(Task input)
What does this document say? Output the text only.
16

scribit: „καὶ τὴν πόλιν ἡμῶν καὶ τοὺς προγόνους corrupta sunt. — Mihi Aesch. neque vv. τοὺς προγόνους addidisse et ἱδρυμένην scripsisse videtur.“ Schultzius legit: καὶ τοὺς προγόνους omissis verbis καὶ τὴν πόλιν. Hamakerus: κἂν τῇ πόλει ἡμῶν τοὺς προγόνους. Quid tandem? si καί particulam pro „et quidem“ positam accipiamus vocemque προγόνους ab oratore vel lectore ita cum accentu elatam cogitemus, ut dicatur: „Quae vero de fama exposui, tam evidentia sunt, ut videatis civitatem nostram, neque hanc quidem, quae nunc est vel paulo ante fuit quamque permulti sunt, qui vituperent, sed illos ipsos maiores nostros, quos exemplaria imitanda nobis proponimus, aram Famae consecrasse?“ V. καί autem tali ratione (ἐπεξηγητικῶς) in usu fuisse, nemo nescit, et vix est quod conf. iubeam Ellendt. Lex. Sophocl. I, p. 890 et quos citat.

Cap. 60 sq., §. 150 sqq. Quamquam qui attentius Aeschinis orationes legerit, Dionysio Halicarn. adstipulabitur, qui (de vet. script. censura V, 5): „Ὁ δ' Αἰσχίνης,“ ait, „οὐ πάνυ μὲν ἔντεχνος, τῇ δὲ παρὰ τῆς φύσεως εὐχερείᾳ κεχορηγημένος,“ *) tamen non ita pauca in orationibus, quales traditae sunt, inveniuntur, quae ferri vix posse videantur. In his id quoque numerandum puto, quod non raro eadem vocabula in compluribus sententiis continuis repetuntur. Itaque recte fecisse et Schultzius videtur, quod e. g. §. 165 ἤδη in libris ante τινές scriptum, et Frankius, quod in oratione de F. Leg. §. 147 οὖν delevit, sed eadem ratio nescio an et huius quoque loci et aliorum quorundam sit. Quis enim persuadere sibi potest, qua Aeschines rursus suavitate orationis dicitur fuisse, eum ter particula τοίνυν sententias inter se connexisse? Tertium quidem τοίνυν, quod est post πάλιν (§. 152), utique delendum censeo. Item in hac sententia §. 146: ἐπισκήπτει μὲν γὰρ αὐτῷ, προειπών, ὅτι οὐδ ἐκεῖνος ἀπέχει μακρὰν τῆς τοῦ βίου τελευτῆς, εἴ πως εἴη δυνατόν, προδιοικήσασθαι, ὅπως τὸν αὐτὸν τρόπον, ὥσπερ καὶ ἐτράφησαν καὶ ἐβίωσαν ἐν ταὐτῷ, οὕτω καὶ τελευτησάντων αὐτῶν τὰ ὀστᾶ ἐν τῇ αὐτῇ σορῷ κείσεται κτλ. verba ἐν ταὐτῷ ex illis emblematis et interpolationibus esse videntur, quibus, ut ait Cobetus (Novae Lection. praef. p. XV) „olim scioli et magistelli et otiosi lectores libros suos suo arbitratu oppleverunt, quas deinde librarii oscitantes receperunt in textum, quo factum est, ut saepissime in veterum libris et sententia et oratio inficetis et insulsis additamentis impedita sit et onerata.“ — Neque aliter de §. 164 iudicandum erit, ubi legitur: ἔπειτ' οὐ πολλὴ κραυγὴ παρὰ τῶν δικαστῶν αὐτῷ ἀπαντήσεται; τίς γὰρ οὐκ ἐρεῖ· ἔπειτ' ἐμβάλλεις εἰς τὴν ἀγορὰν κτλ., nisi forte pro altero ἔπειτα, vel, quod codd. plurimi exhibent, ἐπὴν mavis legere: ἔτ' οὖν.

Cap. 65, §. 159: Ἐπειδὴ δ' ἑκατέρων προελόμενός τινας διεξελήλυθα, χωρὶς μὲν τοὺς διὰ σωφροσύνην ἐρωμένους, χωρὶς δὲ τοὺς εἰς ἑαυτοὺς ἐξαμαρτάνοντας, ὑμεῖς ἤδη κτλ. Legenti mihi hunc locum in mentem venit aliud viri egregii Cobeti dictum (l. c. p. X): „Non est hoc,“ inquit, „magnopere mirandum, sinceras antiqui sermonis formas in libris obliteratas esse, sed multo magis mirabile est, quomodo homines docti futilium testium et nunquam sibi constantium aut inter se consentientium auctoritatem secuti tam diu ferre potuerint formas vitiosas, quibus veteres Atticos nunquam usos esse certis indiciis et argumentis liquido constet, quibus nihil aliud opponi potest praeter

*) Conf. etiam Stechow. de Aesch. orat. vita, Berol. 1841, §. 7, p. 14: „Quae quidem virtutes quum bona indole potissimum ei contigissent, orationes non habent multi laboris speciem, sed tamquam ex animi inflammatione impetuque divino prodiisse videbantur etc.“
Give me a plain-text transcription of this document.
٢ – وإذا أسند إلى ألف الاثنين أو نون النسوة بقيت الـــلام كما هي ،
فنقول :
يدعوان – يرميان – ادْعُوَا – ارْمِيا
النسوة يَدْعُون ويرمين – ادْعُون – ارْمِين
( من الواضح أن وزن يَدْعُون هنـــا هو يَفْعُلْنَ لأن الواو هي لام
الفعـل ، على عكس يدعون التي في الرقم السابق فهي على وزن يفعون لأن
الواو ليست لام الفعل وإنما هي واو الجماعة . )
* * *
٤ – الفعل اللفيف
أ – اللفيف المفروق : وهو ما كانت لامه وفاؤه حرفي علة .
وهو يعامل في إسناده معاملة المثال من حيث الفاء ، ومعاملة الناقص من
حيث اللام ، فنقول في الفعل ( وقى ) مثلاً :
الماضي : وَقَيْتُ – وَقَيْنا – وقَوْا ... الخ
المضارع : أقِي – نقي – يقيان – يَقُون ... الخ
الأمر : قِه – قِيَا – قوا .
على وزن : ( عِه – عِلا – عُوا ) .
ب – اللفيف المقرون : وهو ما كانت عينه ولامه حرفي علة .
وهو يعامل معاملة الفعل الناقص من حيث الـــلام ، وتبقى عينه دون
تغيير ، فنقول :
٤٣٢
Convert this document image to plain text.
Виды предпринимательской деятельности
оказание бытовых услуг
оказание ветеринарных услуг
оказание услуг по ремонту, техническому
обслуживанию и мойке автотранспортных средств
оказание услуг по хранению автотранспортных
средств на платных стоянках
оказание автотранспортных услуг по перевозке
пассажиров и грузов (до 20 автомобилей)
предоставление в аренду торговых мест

(Written instruction) Each line from the one containing "Convert this document image to plain text." to the final line of the entries above must be returned exactly, and no other line may appear.

(Result)
Convert this document image to plain text.
Виды предпринимательской деятельности
оказание бытовых услуг
оказание ветеринарных услуг
оказание услуг по ремонту, техническому
обслуживанию и мойке автотранспортных средств
оказание услуг по хранению автотранспортных
средств на платных стоянках
оказание автотранспортных услуг по перевозке
пассажиров и грузов (до 20 автомобилей)
предоставление в аренду торговых мест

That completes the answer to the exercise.